*REQUIRED ACTIONS*.
**1.** Give every heading in the UGT74E2 figure legends, one per line, in the order they appear.
**2.** Output the part of the UGT74E2 figure legends that begins at the words "(D) Mature UGT74E2OE" and ends after "bars indicate se.".

*PASSAGE FOR REVIEW*.
━━━━━━━━━━━━━━━━━━━━━━━━━━━━━━

 Identification of UGT74E2 as an IBA Glucosyltransferase.
(A) Relative conversion rates of different plant hormones to their glucosylated form by recombinant UGT74E2. The naturally occurring auxin IBA is the preferred substrate. Error bars are se (n = 2). JA, jasmonic acid.
(B) Separation by liquid chromatography of buffered samples containing UDP-Glc and IBA without (left) and with (right) addition of recombinant UGT74E2. Peak identity was determined by mass spectrometry. A significant proportion of IBA was glucosylated only in the presence of UGT74E2.
(C) Separation by liquid chromatography of buffered samples containing UDP-Glc and IAA (top) or IBA (bottom) in short-term incubation assays (10 min). No IAA-Glc could be detected, whereas a significant proportion of IBA was glucosylated.

 Modulation of Arabidopsis Architecture by Overexpression of UGT74E2.
(A) UGT74E2 mRNA levels in wild-type and two UGT74E2OE plants assessed by real-time RT-PCR. Error bars are se (n = 3).
(B) UGT74E2 protein levels in wild-type and UGT74E2OE plants assessed by protein gel blot with leaves from 1-month-old plants. For each lane, 200 μg of soluble protein was loaded.
(C) Rosette shapes of 3-, 4-, and 5-week-old (top to bottom) wild-type and UGT74E2OE plants growing under long-day (top, middle) or short-day (bottom) regimes, respectively. Note the intense green color of UGT74E2OE plants and the compressed rosette structure.
(D) Mature UGT74E2OE plants that were shorter and displayed a higher level of shoot branching than the wild type. Diagram illustrates the concept of inflorescence node order, in which 1 is the primary inflorescence and 2 to 4 are the subsequent orders of axillary nodes.
(E) Higher order of inflorescence branching of UGT74E2OE plants compared with wild-type plants (P < 0.001, n = 9 to 16).

 Increased Tolerance of UGT74E2OE Plants against Osmotic Stress.
(A) One-month-old wild-type and overexpressing transgenic seedlings grown on MS agar plates and transferred to plates supplemented with 150 mM NaCl. Survival was assessed 8 d after transfer. Overexpressing lines showed significantly increased survival compared with wild-type plants (P < 0.05, Student’s t test). Measurements were made on two independent replicates of 20 seedlings each. Error bars indicate se.
(B) Plants of wild-type Col-0 and two independent UGT74E2OE lines grown under a controlled watering regime for 3.5 weeks followed by watering for 3 weeks with 500 mM NaCl.
(C) Plants of wild-type Col-0 and two independent UGT74E2OE lines grown under a controlled watering regime for 3.5 weeks and deprived from further watering for 12 d. On day 13, plants were rewatered and observed for recovery on day 14.
━━━━━━━━━━━━━━━━━━━━━━━━━━━━━━
*GIVEN RECORDS*.
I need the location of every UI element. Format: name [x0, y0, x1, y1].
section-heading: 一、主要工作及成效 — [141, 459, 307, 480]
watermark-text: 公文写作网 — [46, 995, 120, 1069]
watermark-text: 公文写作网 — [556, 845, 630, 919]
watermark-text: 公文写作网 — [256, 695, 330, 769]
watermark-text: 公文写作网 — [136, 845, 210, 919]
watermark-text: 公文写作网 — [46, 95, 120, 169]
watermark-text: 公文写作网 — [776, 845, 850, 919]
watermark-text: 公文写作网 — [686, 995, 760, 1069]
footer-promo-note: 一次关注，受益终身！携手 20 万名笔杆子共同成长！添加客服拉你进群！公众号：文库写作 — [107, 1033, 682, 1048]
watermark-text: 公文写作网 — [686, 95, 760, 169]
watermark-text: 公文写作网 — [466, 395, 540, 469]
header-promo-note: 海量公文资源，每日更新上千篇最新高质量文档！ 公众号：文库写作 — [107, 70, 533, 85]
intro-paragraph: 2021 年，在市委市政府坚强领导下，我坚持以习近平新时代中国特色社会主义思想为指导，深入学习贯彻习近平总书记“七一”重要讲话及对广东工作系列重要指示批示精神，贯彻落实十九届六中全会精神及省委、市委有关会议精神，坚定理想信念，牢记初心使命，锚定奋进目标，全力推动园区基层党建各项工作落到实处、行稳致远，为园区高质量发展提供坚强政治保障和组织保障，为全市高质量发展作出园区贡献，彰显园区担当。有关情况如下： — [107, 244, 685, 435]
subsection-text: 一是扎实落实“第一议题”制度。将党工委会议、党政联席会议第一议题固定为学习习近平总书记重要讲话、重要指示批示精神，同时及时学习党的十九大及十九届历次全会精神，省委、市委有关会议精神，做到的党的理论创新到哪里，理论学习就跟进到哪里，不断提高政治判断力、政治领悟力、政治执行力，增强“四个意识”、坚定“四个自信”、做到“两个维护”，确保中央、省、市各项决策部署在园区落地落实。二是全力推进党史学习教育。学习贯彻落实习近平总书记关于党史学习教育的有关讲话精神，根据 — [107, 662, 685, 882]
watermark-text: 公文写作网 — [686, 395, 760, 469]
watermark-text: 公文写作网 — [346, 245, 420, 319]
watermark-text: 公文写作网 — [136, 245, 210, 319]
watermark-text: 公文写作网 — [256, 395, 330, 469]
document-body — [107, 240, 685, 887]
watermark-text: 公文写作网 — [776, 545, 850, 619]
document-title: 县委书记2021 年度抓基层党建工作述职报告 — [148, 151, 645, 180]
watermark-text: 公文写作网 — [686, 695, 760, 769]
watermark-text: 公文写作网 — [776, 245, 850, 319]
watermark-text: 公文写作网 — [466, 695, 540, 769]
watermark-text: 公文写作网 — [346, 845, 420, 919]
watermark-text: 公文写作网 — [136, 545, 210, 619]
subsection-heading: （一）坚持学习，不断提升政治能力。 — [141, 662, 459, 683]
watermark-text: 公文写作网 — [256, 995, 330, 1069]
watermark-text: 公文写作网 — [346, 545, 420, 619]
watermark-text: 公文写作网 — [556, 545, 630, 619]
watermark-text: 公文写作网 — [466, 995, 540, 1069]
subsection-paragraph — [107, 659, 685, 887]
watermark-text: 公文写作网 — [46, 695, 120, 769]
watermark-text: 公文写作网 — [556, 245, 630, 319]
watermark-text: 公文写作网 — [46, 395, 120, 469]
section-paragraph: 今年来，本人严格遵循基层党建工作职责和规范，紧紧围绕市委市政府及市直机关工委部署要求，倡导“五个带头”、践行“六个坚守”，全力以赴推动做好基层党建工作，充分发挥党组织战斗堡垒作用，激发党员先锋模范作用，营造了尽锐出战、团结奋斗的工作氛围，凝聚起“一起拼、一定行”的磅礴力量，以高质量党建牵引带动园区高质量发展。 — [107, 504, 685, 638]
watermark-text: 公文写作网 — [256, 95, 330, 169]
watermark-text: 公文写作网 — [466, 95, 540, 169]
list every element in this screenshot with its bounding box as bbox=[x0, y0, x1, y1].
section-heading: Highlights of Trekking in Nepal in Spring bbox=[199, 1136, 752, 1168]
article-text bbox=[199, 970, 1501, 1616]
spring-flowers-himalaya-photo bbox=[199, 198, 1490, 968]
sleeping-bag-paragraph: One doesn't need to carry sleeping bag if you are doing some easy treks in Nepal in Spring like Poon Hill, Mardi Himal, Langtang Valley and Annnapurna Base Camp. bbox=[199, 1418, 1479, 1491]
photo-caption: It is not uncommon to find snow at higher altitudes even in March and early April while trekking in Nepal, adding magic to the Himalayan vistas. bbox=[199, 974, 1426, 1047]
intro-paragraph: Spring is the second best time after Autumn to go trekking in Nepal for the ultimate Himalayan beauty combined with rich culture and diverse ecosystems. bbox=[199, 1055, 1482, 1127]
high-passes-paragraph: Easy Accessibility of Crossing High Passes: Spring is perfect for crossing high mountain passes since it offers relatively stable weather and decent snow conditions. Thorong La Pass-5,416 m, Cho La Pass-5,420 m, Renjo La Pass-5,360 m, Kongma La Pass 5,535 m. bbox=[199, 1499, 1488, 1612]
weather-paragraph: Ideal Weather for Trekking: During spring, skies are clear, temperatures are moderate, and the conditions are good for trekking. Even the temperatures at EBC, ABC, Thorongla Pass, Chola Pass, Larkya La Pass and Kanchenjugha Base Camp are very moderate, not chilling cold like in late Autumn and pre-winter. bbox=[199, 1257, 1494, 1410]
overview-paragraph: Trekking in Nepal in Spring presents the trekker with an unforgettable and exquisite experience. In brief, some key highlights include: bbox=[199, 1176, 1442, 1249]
━━━━━━━━━━━━━━━━━━━━━━━━━━━━━━
*SOLVED TASKS*.
**1.**
Identification of UGT74E2 as an IBA Glucosyltransferase.
Modulation of Arabidopsis Architecture by Overexpression of UGT74E2.
Increased Tolerance of UGT74E2OE Plants against Osmotic Stress.

**2.**
(D) Mature UGT74E2OE plants that were shorter and displayed a higher level of shoot branching than the wild type. Diagram illustrates the concept of inflorescence node order, in which 1 is the primary inflorescence and 2 to 4 are the subsequent orders of axillary nodes.
(E) Higher order of inflorescence branching of UGT74E2OE plants compared with wild-type plants (P < 0.001, n = 9 to 16).

 Increased Tolerance of UGT74E2OE Plants against Osmotic Stress.
(A) One-month-old wild-type and overexpressing transgenic seedlings grown on MS agar plates and transferred to plates supplemented with 150 mM NaCl. Survival was assessed 8 d after transfer. Overexpressing lines showed significantly increased survival compared with wild-type plants (P < 0.05, Student’s t test). Measurements were made on two independent replicates of 20 seedlings each. Error bars indicate se.